**Data provided:**

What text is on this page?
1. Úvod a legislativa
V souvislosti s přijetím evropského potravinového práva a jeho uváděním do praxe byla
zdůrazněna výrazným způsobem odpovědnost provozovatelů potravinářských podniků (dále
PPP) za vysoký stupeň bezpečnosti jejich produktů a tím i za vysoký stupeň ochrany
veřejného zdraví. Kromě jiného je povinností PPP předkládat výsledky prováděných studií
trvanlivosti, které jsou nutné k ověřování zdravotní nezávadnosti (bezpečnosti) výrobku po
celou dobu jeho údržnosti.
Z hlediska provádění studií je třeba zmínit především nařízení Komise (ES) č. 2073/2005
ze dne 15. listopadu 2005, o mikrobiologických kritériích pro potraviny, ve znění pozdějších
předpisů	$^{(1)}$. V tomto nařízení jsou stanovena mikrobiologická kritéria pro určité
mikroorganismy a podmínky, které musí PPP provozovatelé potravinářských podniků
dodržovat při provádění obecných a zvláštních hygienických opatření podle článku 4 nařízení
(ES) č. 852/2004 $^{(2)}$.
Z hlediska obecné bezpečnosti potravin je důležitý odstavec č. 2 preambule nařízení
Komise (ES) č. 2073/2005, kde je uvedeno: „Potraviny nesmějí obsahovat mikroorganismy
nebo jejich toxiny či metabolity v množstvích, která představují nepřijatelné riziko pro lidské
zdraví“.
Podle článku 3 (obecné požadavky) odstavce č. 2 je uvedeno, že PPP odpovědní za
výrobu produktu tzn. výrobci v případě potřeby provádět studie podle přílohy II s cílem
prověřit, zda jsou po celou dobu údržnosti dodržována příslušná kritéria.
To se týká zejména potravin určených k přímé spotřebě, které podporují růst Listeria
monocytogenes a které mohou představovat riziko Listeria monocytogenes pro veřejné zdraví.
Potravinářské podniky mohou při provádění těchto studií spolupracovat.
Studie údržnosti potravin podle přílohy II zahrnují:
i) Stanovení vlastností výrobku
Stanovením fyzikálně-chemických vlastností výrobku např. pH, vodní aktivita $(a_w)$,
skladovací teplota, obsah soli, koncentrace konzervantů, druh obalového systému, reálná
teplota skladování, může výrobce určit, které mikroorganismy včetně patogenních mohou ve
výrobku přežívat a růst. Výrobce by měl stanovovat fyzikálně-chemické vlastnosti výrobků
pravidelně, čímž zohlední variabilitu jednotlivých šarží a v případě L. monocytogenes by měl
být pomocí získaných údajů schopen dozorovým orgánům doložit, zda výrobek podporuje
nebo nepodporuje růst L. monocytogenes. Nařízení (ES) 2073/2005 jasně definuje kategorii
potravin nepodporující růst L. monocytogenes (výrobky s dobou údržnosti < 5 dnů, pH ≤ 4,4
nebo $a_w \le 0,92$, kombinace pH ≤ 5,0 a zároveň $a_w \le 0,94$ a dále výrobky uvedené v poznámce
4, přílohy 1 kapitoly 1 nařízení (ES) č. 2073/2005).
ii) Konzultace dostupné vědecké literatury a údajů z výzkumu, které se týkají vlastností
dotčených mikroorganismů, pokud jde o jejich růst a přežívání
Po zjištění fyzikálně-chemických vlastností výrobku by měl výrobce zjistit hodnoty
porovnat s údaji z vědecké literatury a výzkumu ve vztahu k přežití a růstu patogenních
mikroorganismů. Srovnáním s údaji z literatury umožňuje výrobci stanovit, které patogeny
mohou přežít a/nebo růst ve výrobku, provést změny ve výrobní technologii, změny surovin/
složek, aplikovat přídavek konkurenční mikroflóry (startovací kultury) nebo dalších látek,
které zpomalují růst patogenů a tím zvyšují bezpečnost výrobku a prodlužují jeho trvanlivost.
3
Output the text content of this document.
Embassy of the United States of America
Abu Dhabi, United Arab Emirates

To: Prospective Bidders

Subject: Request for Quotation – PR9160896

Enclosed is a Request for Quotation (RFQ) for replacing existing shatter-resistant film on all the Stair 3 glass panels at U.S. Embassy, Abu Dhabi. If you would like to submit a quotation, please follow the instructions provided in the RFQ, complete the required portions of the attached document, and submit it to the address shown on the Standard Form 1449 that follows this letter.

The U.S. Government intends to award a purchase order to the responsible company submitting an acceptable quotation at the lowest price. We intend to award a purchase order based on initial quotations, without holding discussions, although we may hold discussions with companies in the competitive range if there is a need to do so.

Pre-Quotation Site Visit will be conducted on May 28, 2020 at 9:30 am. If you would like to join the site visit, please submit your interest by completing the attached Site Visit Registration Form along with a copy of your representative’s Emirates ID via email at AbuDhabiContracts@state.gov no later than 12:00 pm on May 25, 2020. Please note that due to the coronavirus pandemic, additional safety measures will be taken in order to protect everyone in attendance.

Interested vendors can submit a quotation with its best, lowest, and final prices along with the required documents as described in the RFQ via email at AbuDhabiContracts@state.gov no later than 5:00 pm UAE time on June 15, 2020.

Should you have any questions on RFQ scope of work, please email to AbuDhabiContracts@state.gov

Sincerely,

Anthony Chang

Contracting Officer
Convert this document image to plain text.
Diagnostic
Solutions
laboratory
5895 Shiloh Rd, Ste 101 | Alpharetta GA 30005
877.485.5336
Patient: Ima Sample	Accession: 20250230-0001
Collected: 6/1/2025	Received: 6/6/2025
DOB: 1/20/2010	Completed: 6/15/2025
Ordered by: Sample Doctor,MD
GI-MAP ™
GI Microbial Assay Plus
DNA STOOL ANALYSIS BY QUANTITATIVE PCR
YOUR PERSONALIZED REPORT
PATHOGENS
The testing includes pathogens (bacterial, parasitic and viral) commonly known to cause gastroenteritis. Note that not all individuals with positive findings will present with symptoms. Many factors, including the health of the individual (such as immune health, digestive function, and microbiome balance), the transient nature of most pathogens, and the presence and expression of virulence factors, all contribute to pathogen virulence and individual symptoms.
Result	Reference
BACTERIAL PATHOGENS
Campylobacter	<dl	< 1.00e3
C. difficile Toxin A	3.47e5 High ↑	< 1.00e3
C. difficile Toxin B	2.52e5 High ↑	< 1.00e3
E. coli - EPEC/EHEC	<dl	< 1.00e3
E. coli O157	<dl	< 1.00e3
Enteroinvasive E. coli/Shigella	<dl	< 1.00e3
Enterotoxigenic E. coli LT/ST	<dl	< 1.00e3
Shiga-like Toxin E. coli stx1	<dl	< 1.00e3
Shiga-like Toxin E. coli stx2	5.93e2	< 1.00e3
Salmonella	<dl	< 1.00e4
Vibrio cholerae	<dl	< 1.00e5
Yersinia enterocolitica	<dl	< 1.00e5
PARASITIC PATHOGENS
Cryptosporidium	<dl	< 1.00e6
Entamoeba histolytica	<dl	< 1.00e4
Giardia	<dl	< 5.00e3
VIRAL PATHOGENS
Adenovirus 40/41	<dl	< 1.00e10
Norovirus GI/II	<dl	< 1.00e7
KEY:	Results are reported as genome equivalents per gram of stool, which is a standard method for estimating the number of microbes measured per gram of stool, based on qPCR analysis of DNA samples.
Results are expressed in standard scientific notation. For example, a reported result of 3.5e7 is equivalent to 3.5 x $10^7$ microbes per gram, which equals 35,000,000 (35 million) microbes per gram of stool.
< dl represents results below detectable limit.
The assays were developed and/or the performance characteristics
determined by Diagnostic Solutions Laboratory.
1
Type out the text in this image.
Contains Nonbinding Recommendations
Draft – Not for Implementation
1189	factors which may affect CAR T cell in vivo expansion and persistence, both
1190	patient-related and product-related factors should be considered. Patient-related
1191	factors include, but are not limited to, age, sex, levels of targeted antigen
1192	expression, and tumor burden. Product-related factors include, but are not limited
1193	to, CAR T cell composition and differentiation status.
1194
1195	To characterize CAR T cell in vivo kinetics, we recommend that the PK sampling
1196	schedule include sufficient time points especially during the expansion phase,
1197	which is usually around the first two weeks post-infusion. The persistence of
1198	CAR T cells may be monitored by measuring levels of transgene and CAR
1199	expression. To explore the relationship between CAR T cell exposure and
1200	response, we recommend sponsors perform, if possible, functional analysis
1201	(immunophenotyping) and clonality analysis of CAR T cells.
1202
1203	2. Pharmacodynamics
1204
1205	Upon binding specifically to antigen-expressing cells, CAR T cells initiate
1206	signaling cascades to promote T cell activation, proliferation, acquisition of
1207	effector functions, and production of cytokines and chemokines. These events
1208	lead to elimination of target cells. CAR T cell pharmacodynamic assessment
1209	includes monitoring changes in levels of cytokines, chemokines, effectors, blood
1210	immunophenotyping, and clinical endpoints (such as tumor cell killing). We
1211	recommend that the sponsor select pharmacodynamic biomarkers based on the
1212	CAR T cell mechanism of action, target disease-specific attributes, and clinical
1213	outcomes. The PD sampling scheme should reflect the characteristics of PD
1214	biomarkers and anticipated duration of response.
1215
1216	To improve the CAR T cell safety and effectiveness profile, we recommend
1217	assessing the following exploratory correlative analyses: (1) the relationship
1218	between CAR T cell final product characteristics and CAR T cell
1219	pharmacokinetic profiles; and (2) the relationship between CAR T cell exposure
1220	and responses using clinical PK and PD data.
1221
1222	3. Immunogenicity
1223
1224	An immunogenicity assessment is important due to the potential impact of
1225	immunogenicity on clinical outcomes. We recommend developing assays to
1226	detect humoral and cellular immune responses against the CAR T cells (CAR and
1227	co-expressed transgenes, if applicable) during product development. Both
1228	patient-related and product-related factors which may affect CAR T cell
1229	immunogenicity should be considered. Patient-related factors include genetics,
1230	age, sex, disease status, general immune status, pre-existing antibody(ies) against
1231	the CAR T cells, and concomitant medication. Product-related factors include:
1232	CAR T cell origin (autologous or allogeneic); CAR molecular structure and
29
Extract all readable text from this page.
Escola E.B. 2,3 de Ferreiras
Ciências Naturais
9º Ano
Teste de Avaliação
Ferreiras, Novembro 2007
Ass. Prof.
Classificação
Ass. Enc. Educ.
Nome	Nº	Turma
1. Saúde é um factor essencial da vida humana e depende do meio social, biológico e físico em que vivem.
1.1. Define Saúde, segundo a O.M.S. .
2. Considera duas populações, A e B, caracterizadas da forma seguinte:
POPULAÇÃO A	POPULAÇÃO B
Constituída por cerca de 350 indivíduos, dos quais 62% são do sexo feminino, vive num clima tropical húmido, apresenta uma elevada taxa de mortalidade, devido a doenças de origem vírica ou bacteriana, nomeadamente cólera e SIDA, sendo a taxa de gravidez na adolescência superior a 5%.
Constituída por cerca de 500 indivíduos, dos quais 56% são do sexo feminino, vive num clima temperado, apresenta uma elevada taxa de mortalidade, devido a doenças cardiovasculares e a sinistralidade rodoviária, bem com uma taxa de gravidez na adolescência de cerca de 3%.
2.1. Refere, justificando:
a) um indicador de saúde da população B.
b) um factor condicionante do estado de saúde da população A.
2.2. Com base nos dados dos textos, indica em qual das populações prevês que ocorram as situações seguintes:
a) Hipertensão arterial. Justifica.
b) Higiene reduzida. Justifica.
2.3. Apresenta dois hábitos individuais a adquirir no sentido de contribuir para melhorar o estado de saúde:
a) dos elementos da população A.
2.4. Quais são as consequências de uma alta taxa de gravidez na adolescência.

**Try it:**
Look over the data above and show each line that contains "Emirates".

**Final answer:**
Abu Dhabi, United Arab Emirates
Pre-Quotation Site Visit will be conducted on May 28, 2020 at 9:30 am. If you would like to join the site visit, please submit your interest by completing the attached Site Visit Registration Form along with a copy of your representative’s Emirates ID via email at AbuDhabiContracts@state.gov no later than 12:00 pm on May 25, 2020. Please note that due to the coronavirus pandemic, additional safety measures will be taken in order to protect everyone in attendance.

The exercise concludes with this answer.